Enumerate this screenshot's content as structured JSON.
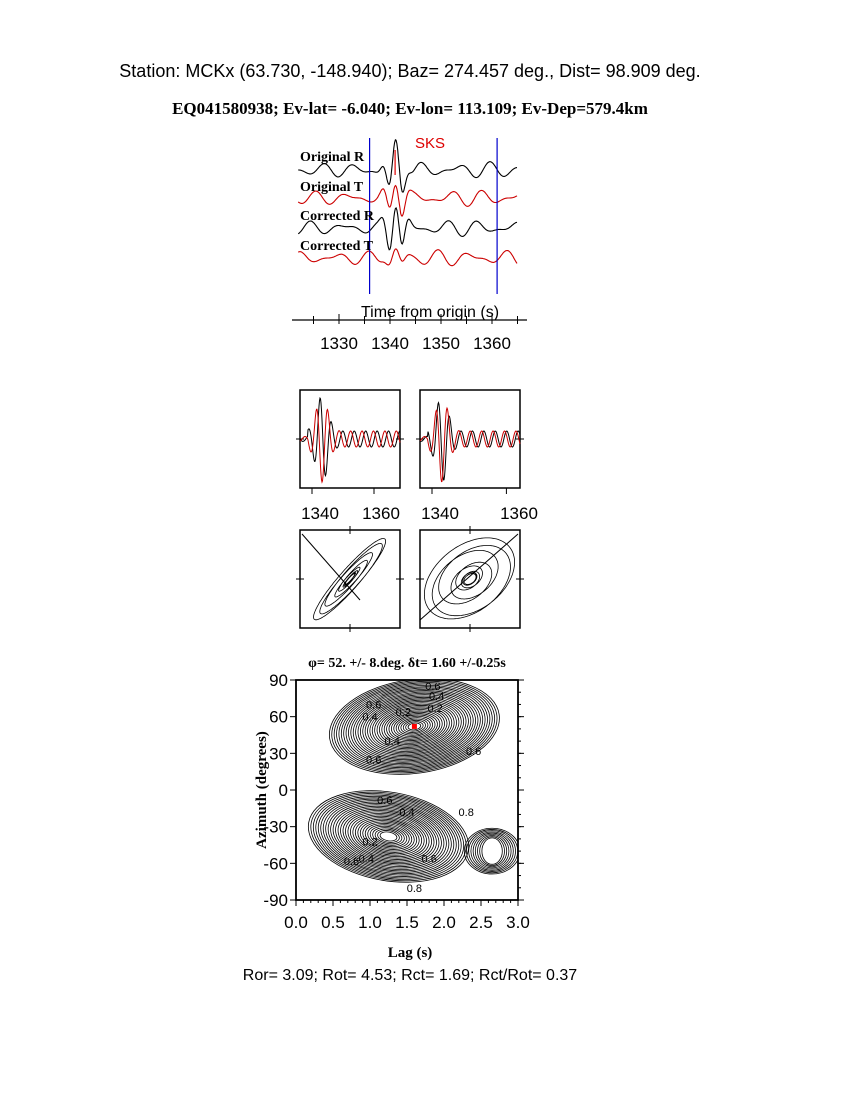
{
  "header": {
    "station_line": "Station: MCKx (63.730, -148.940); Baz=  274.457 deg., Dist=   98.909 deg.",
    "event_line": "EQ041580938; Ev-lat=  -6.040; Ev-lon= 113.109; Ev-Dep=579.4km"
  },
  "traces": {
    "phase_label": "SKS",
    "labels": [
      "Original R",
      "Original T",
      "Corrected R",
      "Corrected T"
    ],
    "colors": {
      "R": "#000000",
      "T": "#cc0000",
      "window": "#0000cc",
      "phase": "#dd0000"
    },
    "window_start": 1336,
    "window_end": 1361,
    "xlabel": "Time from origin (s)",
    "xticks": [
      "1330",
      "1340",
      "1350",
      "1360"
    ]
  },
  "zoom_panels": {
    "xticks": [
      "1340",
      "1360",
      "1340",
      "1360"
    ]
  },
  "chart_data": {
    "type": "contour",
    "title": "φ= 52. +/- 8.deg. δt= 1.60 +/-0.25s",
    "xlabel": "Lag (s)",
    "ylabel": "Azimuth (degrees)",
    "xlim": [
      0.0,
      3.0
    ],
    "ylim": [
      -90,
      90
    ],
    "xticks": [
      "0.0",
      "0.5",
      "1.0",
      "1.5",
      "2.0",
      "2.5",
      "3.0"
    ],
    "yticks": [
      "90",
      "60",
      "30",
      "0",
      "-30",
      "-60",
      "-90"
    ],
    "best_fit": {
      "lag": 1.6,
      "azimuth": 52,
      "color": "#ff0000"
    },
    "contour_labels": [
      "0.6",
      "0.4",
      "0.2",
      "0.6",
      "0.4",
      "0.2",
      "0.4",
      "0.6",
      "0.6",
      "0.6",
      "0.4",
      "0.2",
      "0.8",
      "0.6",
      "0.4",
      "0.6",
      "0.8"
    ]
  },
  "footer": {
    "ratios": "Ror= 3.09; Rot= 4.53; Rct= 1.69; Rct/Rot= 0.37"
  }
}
..............................
* **Job**:
Set the data above down again exactly as given, with no pictures.

* **Result**:
Enumerate this screenshot's content as structured JSON.
{
  "header": {
    "station_line": "Station: MCKx (63.730, -148.940); Baz=  274.457 deg., Dist=   98.909 deg.",
    "event_line": "EQ041580938; Ev-lat=  -6.040; Ev-lon= 113.109; Ev-Dep=579.4km"
  },
  "traces": {
    "phase_label": "SKS",
    "labels": [
      "Original R",
      "Original T",
      "Corrected R",
      "Corrected T"
    ],
    "colors": {
      "R": "#000000",
      "T": "#cc0000",
      "window": "#0000cc",
      "phase": "#dd0000"
    },
    "window_start": 1336,
    "window_end": 1361,
    "xlabel": "Time from origin (s)",
    "xticks": [
      "1330",
      "1340",
      "1350",
      "1360"
    ]
  },
  "zoom_panels": {
    "xticks": [
      "1340",
      "1360",
      "1340",
      "1360"
    ]
  },
  "chart_data": {
    "type": "contour",
    "title": "φ= 52. +/- 8.deg. δt= 1.60 +/-0.25s",
    "xlabel": "Lag (s)",
    "ylabel": "Azimuth (degrees)",
    "xlim": [
      0.0,
      3.0
    ],
    "ylim": [
      -90,
      90
    ],
    "xticks": [
      "0.0",
      "0.5",
      "1.0",
      "1.5",
      "2.0",
      "2.5",
      "3.0"
    ],
    "yticks": [
      "90",
      "60",
      "30",
      "0",
      "-30",
      "-60",
      "-90"
    ],
    "best_fit": {
      "lag": 1.6,
      "azimuth": 52,
      "color": "#ff0000"
    },
    "contour_labels": [
      "0.6",
      "0.4",
      "0.2",
      "0.6",
      "0.4",
      "0.2",
      "0.4",
      "0.6",
      "0.6",
      "0.6",
      "0.4",
      "0.2",
      "0.8",
      "0.6",
      "0.4",
      "0.6",
      "0.8"
    ]
  },
  "footer": {
    "ratios": "Ror= 3.09; Rot= 4.53; Rct= 1.69; Rct/Rot= 0.37"
  }
}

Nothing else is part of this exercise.